| WHAT YOU ARE ASKED TO DO |
Print every entry below word for word, but leave out the pictures.

----- ENTRIES -----

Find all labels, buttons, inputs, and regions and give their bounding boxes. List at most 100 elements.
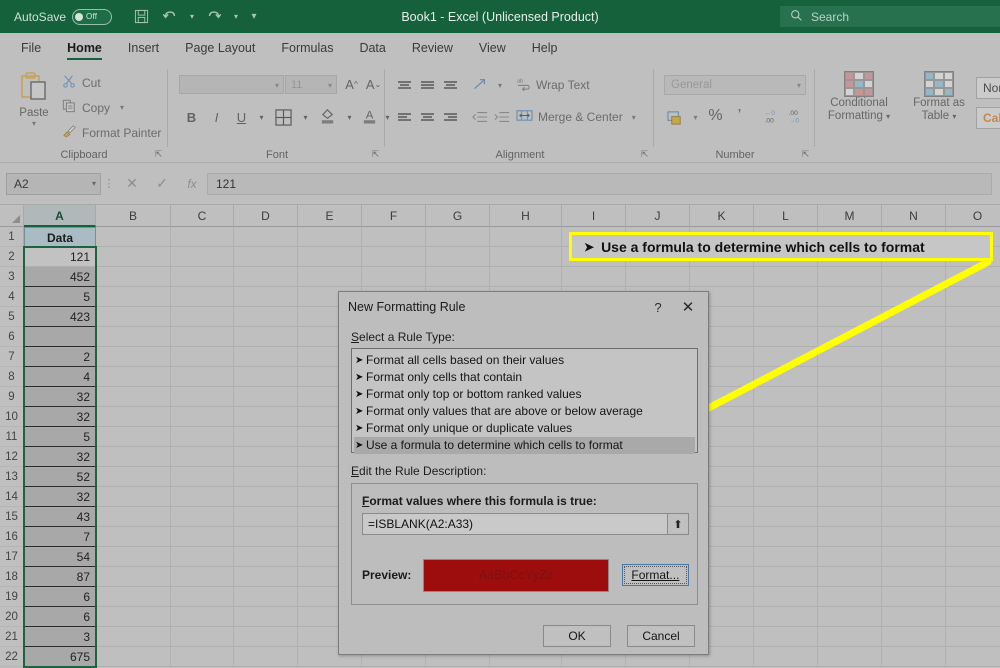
format-button[interactable]: Format... [622,564,689,586]
cell-G2[interactable] [426,247,490,267]
row-header-1[interactable]: 1 [0,227,24,247]
row-header-5[interactable]: 5 [0,307,24,327]
cell-D10[interactable] [234,407,298,427]
cell-B12[interactable] [96,447,171,467]
tab-insert[interactable]: Insert [115,33,172,63]
cell-B21[interactable] [96,627,171,647]
row-header-20[interactable]: 20 [0,607,24,627]
underline-button[interactable]: U [231,107,252,128]
align-middle-icon[interactable] [417,75,437,95]
cell-M14[interactable] [818,487,882,507]
tab-home[interactable]: Home [54,33,115,63]
cell-L3[interactable] [754,267,818,287]
cell-B13[interactable] [96,467,171,487]
cell-A18[interactable]: 87 [24,567,96,587]
italic-button[interactable]: I [206,107,227,128]
cell-L18[interactable] [754,567,818,587]
cell-N16[interactable] [882,527,946,547]
column-header-d[interactable]: D [234,205,298,227]
row-header-9[interactable]: 9 [0,387,24,407]
cell-B9[interactable] [96,387,171,407]
cell-D14[interactable] [234,487,298,507]
tab-file[interactable]: File [8,33,54,63]
column-header-b[interactable]: B [96,205,171,227]
cell-D8[interactable] [234,367,298,387]
tab-help[interactable]: Help [519,33,571,63]
column-header-f[interactable]: F [362,205,426,227]
cell-C21[interactable] [171,627,234,647]
cell-L4[interactable] [754,287,818,307]
redo-dropdown-icon[interactable]: ▾ [230,5,242,29]
cell-M4[interactable] [818,287,882,307]
cell-L8[interactable] [754,367,818,387]
row-header-11[interactable]: 11 [0,427,24,447]
cell-O7[interactable] [946,347,1000,367]
cell-L11[interactable] [754,427,818,447]
cell-N13[interactable] [882,467,946,487]
cell-O6[interactable] [946,327,1000,347]
cell-B14[interactable] [96,487,171,507]
cell-M6[interactable] [818,327,882,347]
orientation-dropdown-icon[interactable]: ▾ [490,75,510,95]
font-size-dropdown-icon[interactable]: ▾ [328,81,332,90]
cell-D1[interactable] [234,227,298,247]
column-header-h[interactable]: H [490,205,562,227]
cell-L10[interactable] [754,407,818,427]
cell-O11[interactable] [946,427,1000,447]
row-header-10[interactable]: 10 [0,407,24,427]
rule-type-item[interactable]: ➤Format only top or bottom ranked values [354,386,695,403]
cell-A13[interactable]: 52 [24,467,96,487]
cell-N3[interactable] [882,267,946,287]
cell-O21[interactable] [946,627,1000,647]
customize-quick-access-toolbar-icon[interactable]: ▾ [245,5,263,29]
orientation-icon[interactable] [470,75,490,95]
cell-D21[interactable] [234,627,298,647]
cell-A5[interactable]: 423 [24,307,96,327]
column-header-o[interactable]: O [946,205,1000,227]
row-header-13[interactable]: 13 [0,467,24,487]
cell-D5[interactable] [234,307,298,327]
tab-page-layout[interactable]: Page Layout [172,33,268,63]
cell-I3[interactable] [562,267,626,287]
cell-M12[interactable] [818,447,882,467]
cell-B17[interactable] [96,547,171,567]
font-size-input[interactable]: 11 ▾ [285,75,337,94]
cell-C9[interactable] [171,387,234,407]
cell-A17[interactable]: 54 [24,547,96,567]
cell-N5[interactable] [882,307,946,327]
cell-L6[interactable] [754,327,818,347]
number-format-select[interactable]: General ▾ [664,75,806,95]
cell-B6[interactable] [96,327,171,347]
confirm-icon[interactable]: ✓ [147,173,177,195]
name-box[interactable]: A2 ▾ [6,173,101,195]
cell-C14[interactable] [171,487,234,507]
borders-icon[interactable] [273,107,294,128]
number-dialog-launcher-icon[interactable]: ⇱ [800,149,811,160]
cell-L9[interactable] [754,387,818,407]
column-header-i[interactable]: I [562,205,626,227]
cell-M19[interactable] [818,587,882,607]
cell-O13[interactable] [946,467,1000,487]
cell-M3[interactable] [818,267,882,287]
cell-C20[interactable] [171,607,234,627]
copy-button[interactable]: Copy ▾ [62,99,124,116]
decrease-decimal-icon[interactable]: .00→0 [779,105,800,126]
tab-view[interactable]: View [466,33,519,63]
cell-A16[interactable]: 7 [24,527,96,547]
formula-input[interactable]: 121 [207,173,992,195]
cell-M9[interactable] [818,387,882,407]
underline-dropdown-icon[interactable]: ▾ [251,107,272,128]
cell-E3[interactable] [298,267,362,287]
cell-L16[interactable] [754,527,818,547]
paste-button[interactable]: Paste ▾ [8,69,60,128]
cell-N22[interactable] [882,647,946,667]
cell-O17[interactable] [946,547,1000,567]
cell-M22[interactable] [818,647,882,667]
cell-A15[interactable]: 43 [24,507,96,527]
cell-M15[interactable] [818,507,882,527]
cell-L12[interactable] [754,447,818,467]
column-header-e[interactable]: E [298,205,362,227]
cell-M7[interactable] [818,347,882,367]
cell-L15[interactable] [754,507,818,527]
comma-style-button[interactable]: ’ [729,105,750,126]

-----

| SOLUTION TO THIS EXERCISE |
Find all labels, buttons, inputs, and regions and give their bounding boxes. List at most 100 elements.
format-button[interactable]: Format... [622,564,689,586]
cell-G2[interactable] [426,247,490,267]
row-header-1[interactable]: 1 [0,227,24,247]
row-header-5[interactable]: 5 [0,307,24,327]
cell-D10[interactable] [234,407,298,427]
cell-B12[interactable] [96,447,171,467]
tab-insert[interactable]: Insert [115,33,172,63]
cell-B21[interactable] [96,627,171,647]
row-header-20[interactable]: 20 [0,607,24,627]
underline-button[interactable]: U [231,107,252,128]
align-middle-icon[interactable] [417,75,437,95]
cell-M14[interactable] [818,487,882,507]
tab-home[interactable]: Home [54,33,115,63]
cell-L3[interactable] [754,267,818,287]
cell-B13[interactable] [96,467,171,487]
cell-A18[interactable]: 87 [24,567,96,587]
italic-button[interactable]: I [206,107,227,128]
cell-L18[interactable] [754,567,818,587]
cell-N16[interactable] [882,527,946,547]
column-header-d[interactable]: D [234,205,298,227]
row-header-9[interactable]: 9 [0,387,24,407]
cell-B9[interactable] [96,387,171,407]
cell-D14[interactable] [234,487,298,507]
tab-file[interactable]: File [8,33,54,63]
column-header-b[interactable]: B [96,205,171,227]
cell-D8[interactable] [234,367,298,387]
tab-help[interactable]: Help [519,33,571,63]
column-header-f[interactable]: F [362,205,426,227]
cell-C21[interactable] [171,627,234,647]
cell-L4[interactable] [754,287,818,307]
redo-dropdown-icon[interactable]: ▾ [230,5,242,29]
cell-M4[interactable] [818,287,882,307]
cell-L8[interactable] [754,367,818,387]
row-header-11[interactable]: 11 [0,427,24,447]
cell-O7[interactable] [946,347,1000,367]
cell-L11[interactable] [754,427,818,447]
cell-N13[interactable] [882,467,946,487]
cell-O6[interactable] [946,327,1000,347]
cell-B14[interactable] [96,487,171,507]
cell-M6[interactable] [818,327,882,347]
orientation-dropdown-icon[interactable]: ▾ [490,75,510,95]
font-size-dropdown-icon[interactable]: ▾ [328,81,332,90]
cell-D1[interactable] [234,227,298,247]
column-header-h[interactable]: H [490,205,562,227]
cell-L10[interactable] [754,407,818,427]
cell-O11[interactable] [946,427,1000,447]
row-header-10[interactable]: 10 [0,407,24,427]
rule-type-item[interactable]: ➤Format only top or bottom ranked values [354,386,695,403]
cell-A13[interactable]: 52 [24,467,96,487]
cell-N3[interactable] [882,267,946,287]
cell-O21[interactable] [946,627,1000,647]
customize-quick-access-toolbar-icon[interactable]: ▾ [245,5,263,29]
orientation-icon[interactable] [470,75,490,95]
cell-D21[interactable] [234,627,298,647]
cell-A5[interactable]: 423 [24,307,96,327]
column-header-o[interactable]: O [946,205,1000,227]
row-header-13[interactable]: 13 [0,467,24,487]
cell-D5[interactable] [234,307,298,327]
tab-page-layout[interactable]: Page Layout [172,33,268,63]
cell-I3[interactable] [562,267,626,287]
cell-M12[interactable] [818,447,882,467]
cell-B17[interactable] [96,547,171,567]
font-size-input[interactable]: 11 ▾ [285,75,337,94]
cell-C9[interactable] [171,387,234,407]
cell-A17[interactable]: 54 [24,547,96,567]
cell-N5[interactable] [882,307,946,327]
cell-L6[interactable] [754,327,818,347]
number-format-select[interactable]: General ▾ [664,75,806,95]
cell-B6[interactable] [96,327,171,347]
confirm-icon[interactable]: ✓ [147,173,177,195]
name-box[interactable]: A2 ▾ [6,173,101,195]
cell-C14[interactable] [171,487,234,507]
borders-icon[interactable] [273,107,294,128]
number-dialog-launcher-icon[interactable]: ⇱ [800,149,811,160]
cell-L9[interactable] [754,387,818,407]
column-header-i[interactable]: I [562,205,626,227]
cell-M19[interactable] [818,587,882,607]
cell-O13[interactable] [946,467,1000,487]
cell-M3[interactable] [818,267,882,287]
cell-C20[interactable] [171,607,234,627]
copy-button[interactable]: Copy ▾ [62,99,124,116]
decrease-decimal-icon[interactable]: .00→0 [779,105,800,126]
tab-view[interactable]: View [466,33,519,63]
cell-A16[interactable]: 7 [24,527,96,547]
formula-input[interactable]: 121 [207,173,992,195]
cell-M9[interactable] [818,387,882,407]
underline-dropdown-icon[interactable]: ▾ [251,107,272,128]
cell-E3[interactable] [298,267,362,287]
cell-L16[interactable] [754,527,818,547]
paste-button[interactable]: Paste ▾ [8,69,60,128]
cell-N22[interactable] [882,647,946,667]
cell-O17[interactable] [946,547,1000,567]
cell-M22[interactable] [818,647,882,667]
cell-A15[interactable]: 43 [24,507,96,527]
cell-M15[interactable] [818,507,882,527]
cell-L12[interactable] [754,447,818,467]
column-header-e[interactable]: E [298,205,362,227]
cell-M7[interactable] [818,347,882,367]
cell-L15[interactable] [754,507,818,527]
comma-style-button[interactable]: ’ [729,105,750,126]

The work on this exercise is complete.